Goal:
Will you give the material below again, every line exactly as it is?

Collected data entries
-=-=-=-=-

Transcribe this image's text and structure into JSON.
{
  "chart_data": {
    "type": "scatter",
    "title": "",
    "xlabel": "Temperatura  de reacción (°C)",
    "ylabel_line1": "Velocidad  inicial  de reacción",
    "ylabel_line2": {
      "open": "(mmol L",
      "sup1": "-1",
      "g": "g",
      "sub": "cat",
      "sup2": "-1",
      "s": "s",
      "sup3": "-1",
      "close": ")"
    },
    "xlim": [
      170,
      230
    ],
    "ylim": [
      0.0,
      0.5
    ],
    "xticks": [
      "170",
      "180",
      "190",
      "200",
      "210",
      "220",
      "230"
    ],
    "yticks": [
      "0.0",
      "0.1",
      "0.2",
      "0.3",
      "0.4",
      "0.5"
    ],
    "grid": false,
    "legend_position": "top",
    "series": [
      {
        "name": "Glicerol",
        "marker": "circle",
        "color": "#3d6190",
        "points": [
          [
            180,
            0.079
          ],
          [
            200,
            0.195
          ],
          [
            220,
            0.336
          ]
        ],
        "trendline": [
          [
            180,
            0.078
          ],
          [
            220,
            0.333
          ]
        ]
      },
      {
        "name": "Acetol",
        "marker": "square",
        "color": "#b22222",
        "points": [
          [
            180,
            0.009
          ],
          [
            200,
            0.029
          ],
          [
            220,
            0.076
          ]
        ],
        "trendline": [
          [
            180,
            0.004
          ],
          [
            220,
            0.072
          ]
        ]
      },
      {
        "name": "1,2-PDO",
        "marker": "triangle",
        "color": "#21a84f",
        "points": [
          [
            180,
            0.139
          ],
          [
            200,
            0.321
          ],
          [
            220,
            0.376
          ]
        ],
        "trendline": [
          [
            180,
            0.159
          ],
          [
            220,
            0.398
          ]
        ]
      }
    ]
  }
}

-=-=-=-=-

Answer below:
Transcribe this image's text and structure into JSON.
{
  "chart_data": {
    "type": "scatter",
    "title": "",
    "xlabel": "Temperatura  de reacción (°C)",
    "ylabel_line1": "Velocidad  inicial  de reacción",
    "ylabel_line2": {
      "open": "(mmol L",
      "sup1": "-1",
      "g": "g",
      "sub": "cat",
      "sup2": "-1",
      "s": "s",
      "sup3": "-1",
      "close": ")"
    },
    "xlim": [
      170,
      230
    ],
    "ylim": [
      0.0,
      0.5
    ],
    "xticks": [
      "170",
      "180",
      "190",
      "200",
      "210",
      "220",
      "230"
    ],
    "yticks": [
      "0.0",
      "0.1",
      "0.2",
      "0.3",
      "0.4",
      "0.5"
    ],
    "grid": false,
    "legend_position": "top",
    "series": [
      {
        "name": "Glicerol",
        "marker": "circle",
        "color": "#3d6190",
        "points": [
          [
            180,
            0.079
          ],
          [
            200,
            0.195
          ],
          [
            220,
            0.336
          ]
        ],
        "trendline": [
          [
            180,
            0.078
          ],
          [
            220,
            0.333
          ]
        ]
      },
      {
        "name": "Acetol",
        "marker": "square",
        "color": "#b22222",
        "points": [
          [
            180,
            0.009
          ],
          [
            200,
            0.029
          ],
          [
            220,
            0.076
          ]
        ],
        "trendline": [
          [
            180,
            0.004
          ],
          [
            220,
            0.072
          ]
        ]
      },
      {
        "name": "1,2-PDO",
        "marker": "triangle",
        "color": "#21a84f",
        "points": [
          [
            180,
            0.139
          ],
          [
            200,
            0.321
          ],
          [
            220,
            0.376
          ]
        ],
        "trendline": [
          [
            180,
            0.159
          ],
          [
            220,
            0.398
          ]
        ]
      }
    ]
  }
}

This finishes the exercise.